Wherever the word "object" turns up in a line of the entries, copy that line.
--- start of Data ---
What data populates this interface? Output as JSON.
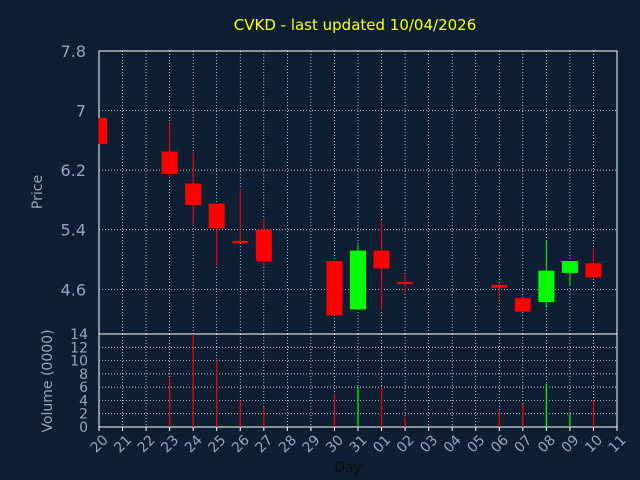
{
  "colors": {
    "background": "#0f1f33",
    "up": "#00ff00",
    "down": "#ff0000",
    "axis": "#ffffff",
    "grid": "#ffffff",
    "text": "#8fa7c7",
    "title": "#ffff00"
  },
  "chart_data": {
    "type": "candlestick",
    "title": "CVKD - last updated 10/04/2026",
    "xlabel": "Day",
    "price": {
      "ylabel": "Price",
      "ylim": [
        4.0,
        7.8
      ],
      "yticks": [
        "7.8",
        "7",
        "6.2",
        "5.4",
        "4.6"
      ],
      "ytick_values": [
        7.8,
        7.0,
        6.2,
        5.4,
        4.6
      ]
    },
    "volume": {
      "ylabel": "Volume (0000)",
      "ylim": [
        0,
        14
      ],
      "yticks": [
        "14",
        "12",
        "10",
        "8",
        "6",
        "4",
        "2",
        "0"
      ],
      "ytick_values": [
        14,
        12,
        10,
        8,
        6,
        4,
        2,
        0
      ]
    },
    "categories": [
      "20",
      "21",
      "22",
      "23",
      "24",
      "25",
      "26",
      "27",
      "28",
      "29",
      "30",
      "31",
      "01",
      "02",
      "03",
      "04",
      "05",
      "06",
      "07",
      "08",
      "09",
      "10",
      "11"
    ],
    "candles": [
      {
        "day": "20",
        "open": 6.9,
        "close": 6.55,
        "high": 6.9,
        "low": 6.55,
        "volume": 0
      },
      {
        "day": "23",
        "open": 6.45,
        "close": 6.15,
        "high": 6.85,
        "low": 6.1,
        "volume": 7.5
      },
      {
        "day": "24",
        "open": 6.02,
        "close": 5.73,
        "high": 6.45,
        "low": 5.48,
        "volume": 14
      },
      {
        "day": "25",
        "open": 5.75,
        "close": 5.42,
        "high": 5.75,
        "low": 4.92,
        "volume": 10
      },
      {
        "day": "26",
        "open": 5.25,
        "close": 5.22,
        "high": 5.95,
        "low": 5.22,
        "volume": 4
      },
      {
        "day": "27",
        "open": 5.4,
        "close": 4.98,
        "high": 5.55,
        "low": 4.9,
        "volume": 3
      },
      {
        "day": "30",
        "open": 4.98,
        "close": 4.25,
        "high": 4.98,
        "low": 4.25,
        "volume": 5
      },
      {
        "day": "31",
        "open": 4.33,
        "close": 5.12,
        "high": 5.2,
        "low": 4.33,
        "volume": 6
      },
      {
        "day": "01",
        "open": 5.12,
        "close": 4.88,
        "high": 5.52,
        "low": 4.32,
        "volume": 6
      },
      {
        "day": "02",
        "open": 4.7,
        "close": 4.68,
        "high": 4.8,
        "low": 4.55,
        "volume": 1.5
      },
      {
        "day": "06",
        "open": 4.66,
        "close": 4.62,
        "high": 4.68,
        "low": 4.47,
        "volume": 2.5
      },
      {
        "day": "07",
        "open": 4.48,
        "close": 4.3,
        "high": 4.48,
        "low": 4.3,
        "volume": 3.5
      },
      {
        "day": "08",
        "open": 4.43,
        "close": 4.85,
        "high": 5.25,
        "low": 4.35,
        "volume": 6.5
      },
      {
        "day": "09",
        "open": 4.82,
        "close": 4.98,
        "high": 4.98,
        "low": 4.65,
        "volume": 2
      },
      {
        "day": "10",
        "open": 4.95,
        "close": 4.76,
        "high": 5.15,
        "low": 4.76,
        "volume": 4
      }
    ]
  }
}
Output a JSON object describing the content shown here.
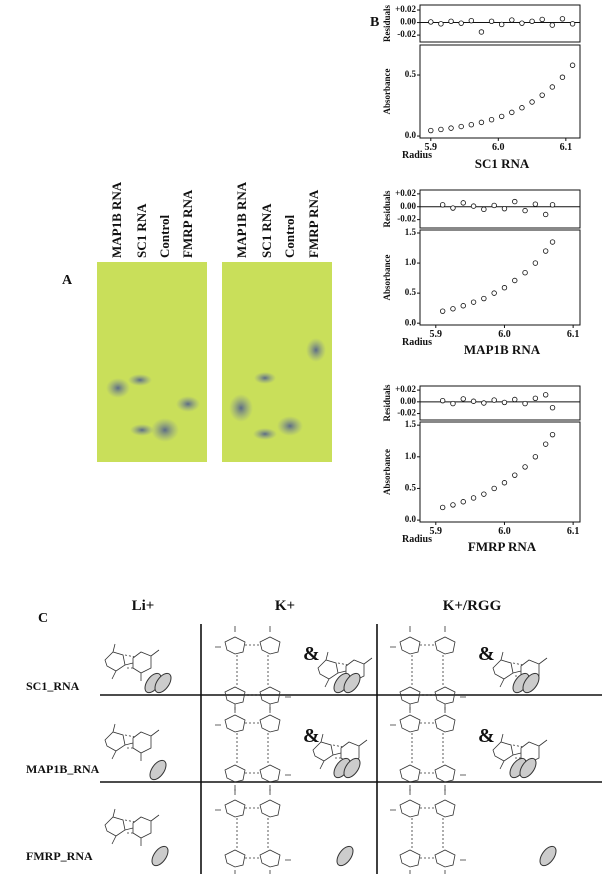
{
  "panel_a": {
    "label": "A",
    "gels": [
      {
        "lanes": [
          "MAP1B RNA",
          "SC1 RNA",
          "Control",
          "FMRP RNA"
        ]
      },
      {
        "lanes": [
          "MAP1B RNA",
          "SC1 RNA",
          "Control",
          "FMRP RNA"
        ]
      }
    ]
  },
  "panel_b": {
    "label": "B",
    "plots": [
      {
        "title": "SC1 RNA",
        "residuals": {
          "type": "scatter",
          "ylabel": "Residuals",
          "ylim": [
            -0.031,
            0.028
          ],
          "yticks": [
            {
              "value": 0.02,
              "label": "+0.02"
            },
            {
              "value": 0,
              "label": "0.00"
            },
            {
              "value": -0.02,
              "label": "-0.02"
            }
          ],
          "x": [
            5.9,
            5.915,
            5.93,
            5.945,
            5.96,
            5.975,
            5.99,
            6.005,
            6.02,
            6.035,
            6.05,
            6.065,
            6.08,
            6.095,
            6.11
          ],
          "values": [
            0.001,
            -0.002,
            0.002,
            -0.001,
            0.003,
            -0.015,
            0.002,
            -0.003,
            0.004,
            -0.001,
            0.002,
            0.005,
            -0.004,
            0.006,
            -0.002
          ]
        },
        "absorbance": {
          "type": "scatter",
          "ylabel": "Absorbance",
          "xlabel": "Radius",
          "xlim": [
            5.884,
            6.121
          ],
          "xticks": [
            5.9,
            {
              "value": 6.0,
              "label": "6.0"
            },
            6.1
          ],
          "ylim": [
            -0.016,
            0.746
          ],
          "yticks": [
            {
              "value": 0,
              "label": "0.0"
            },
            0.5
          ],
          "x": [
            5.9,
            5.915,
            5.93,
            5.945,
            5.96,
            5.975,
            5.99,
            6.005,
            6.02,
            6.035,
            6.05,
            6.065,
            6.08,
            6.095,
            6.11
          ],
          "values": [
            0.045,
            0.054,
            0.065,
            0.078,
            0.093,
            0.112,
            0.134,
            0.161,
            0.194,
            0.232,
            0.279,
            0.335,
            0.402,
            0.482,
            0.58
          ]
        }
      },
      {
        "title": "MAP1B RNA",
        "residuals": {
          "type": "scatter",
          "ylabel": "Residuals",
          "ylim": [
            -0.033,
            0.026
          ],
          "yticks": [
            {
              "value": 0.02,
              "label": "+0.02"
            },
            {
              "value": 0,
              "label": "0.00"
            },
            {
              "value": -0.02,
              "label": "-0.02"
            }
          ],
          "x": [
            5.91,
            5.925,
            5.94,
            5.955,
            5.97,
            5.985,
            6.0,
            6.015,
            6.03,
            6.045,
            6.06,
            6.07
          ],
          "values": [
            0.003,
            -0.002,
            0.006,
            0.001,
            -0.004,
            0.002,
            -0.003,
            0.008,
            -0.006,
            0.004,
            -0.012,
            0.003
          ]
        },
        "absorbance": {
          "type": "scatter",
          "ylabel": "Absorbance",
          "xlabel": "Radius",
          "xlim": [
            5.877,
            6.11
          ],
          "xticks": [
            5.9,
            {
              "value": 6.0,
              "label": "6.0"
            },
            6.1
          ],
          "ylim": [
            -0.03,
            1.55
          ],
          "yticks": [
            {
              "value": 0,
              "label": "0.0"
            },
            0.5,
            {
              "value": 1,
              "label": "1.0"
            },
            1.5
          ],
          "x": [
            5.91,
            5.925,
            5.94,
            5.955,
            5.97,
            5.985,
            6.0,
            6.015,
            6.03,
            6.045,
            6.06,
            6.07
          ],
          "values": [
            0.2,
            0.24,
            0.29,
            0.35,
            0.41,
            0.5,
            0.59,
            0.71,
            0.84,
            1.0,
            1.2,
            1.35
          ]
        }
      },
      {
        "title": "FMRP RNA",
        "residuals": {
          "type": "scatter",
          "ylabel": "Residuals",
          "ylim": [
            -0.031,
            0.027
          ],
          "yticks": [
            {
              "value": 0.02,
              "label": "+0.02"
            },
            {
              "value": 0,
              "label": "0.00"
            },
            {
              "value": -0.02,
              "label": "-0.02"
            }
          ],
          "x": [
            5.91,
            5.925,
            5.94,
            5.955,
            5.97,
            5.985,
            6.0,
            6.015,
            6.03,
            6.045,
            6.06,
            6.07
          ],
          "values": [
            0.002,
            -0.003,
            0.005,
            0.001,
            -0.002,
            0.003,
            -0.001,
            0.004,
            -0.003,
            0.006,
            0.012,
            -0.01
          ]
        },
        "absorbance": {
          "type": "scatter",
          "ylabel": "Absorbance",
          "xlabel": "Radius",
          "xlim": [
            5.877,
            6.11
          ],
          "xticks": [
            5.9,
            {
              "value": 6.0,
              "label": "6.0"
            },
            6.1
          ],
          "ylim": [
            -0.03,
            1.55
          ],
          "yticks": [
            {
              "value": 0,
              "label": "0.0"
            },
            0.5,
            {
              "value": 1,
              "label": "1.0"
            },
            1.5
          ],
          "x": [
            5.91,
            5.925,
            5.94,
            5.955,
            5.97,
            5.985,
            6.0,
            6.015,
            6.03,
            6.045,
            6.06,
            6.07
          ],
          "values": [
            0.2,
            0.24,
            0.29,
            0.35,
            0.41,
            0.5,
            0.59,
            0.71,
            0.84,
            1.0,
            1.2,
            1.35
          ]
        }
      }
    ]
  },
  "panel_c": {
    "label": "C",
    "columns": [
      "Li+",
      "K+",
      "K+/RGG"
    ],
    "rows": [
      "SC1_RNA",
      "MAP1B_RNA",
      "FMRP_RNA"
    ],
    "joiner": "&"
  }
}
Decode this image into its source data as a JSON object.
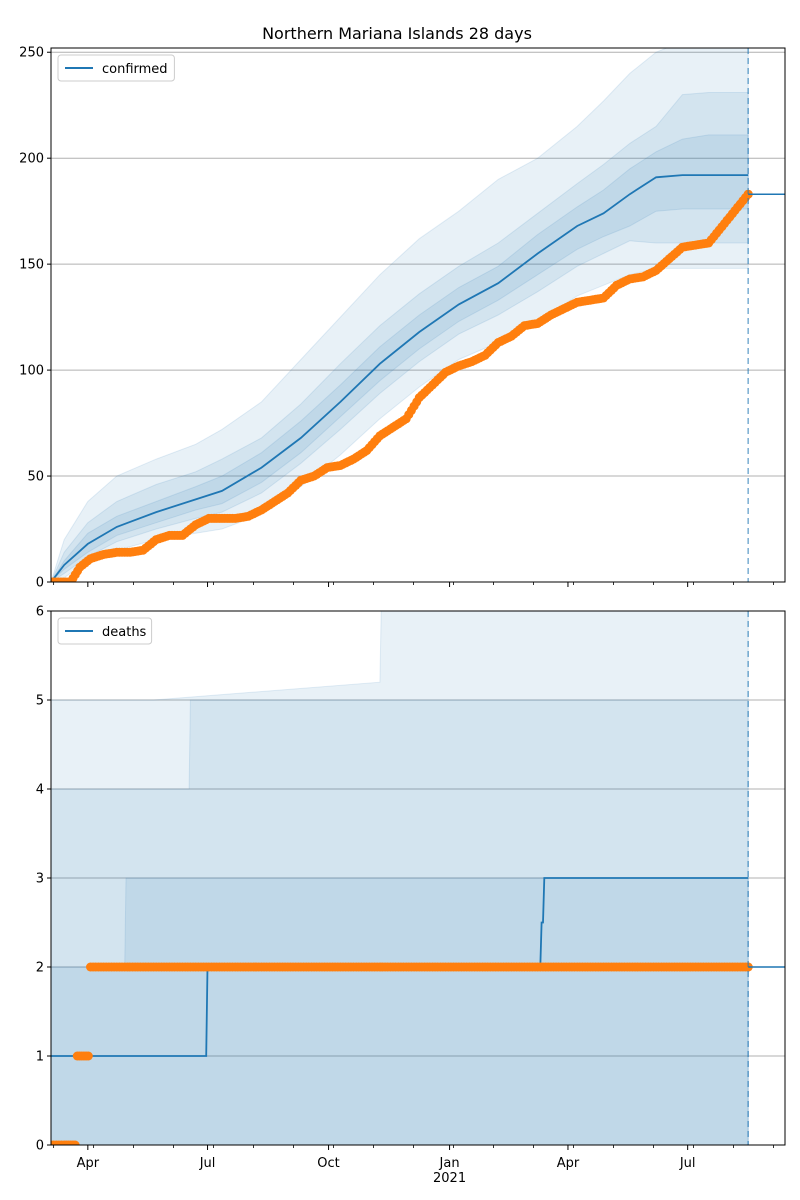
--- end of Data ---
Correct output:
Output a JSON object describing the content shown here.
Decode this image into its source data as a JSON object.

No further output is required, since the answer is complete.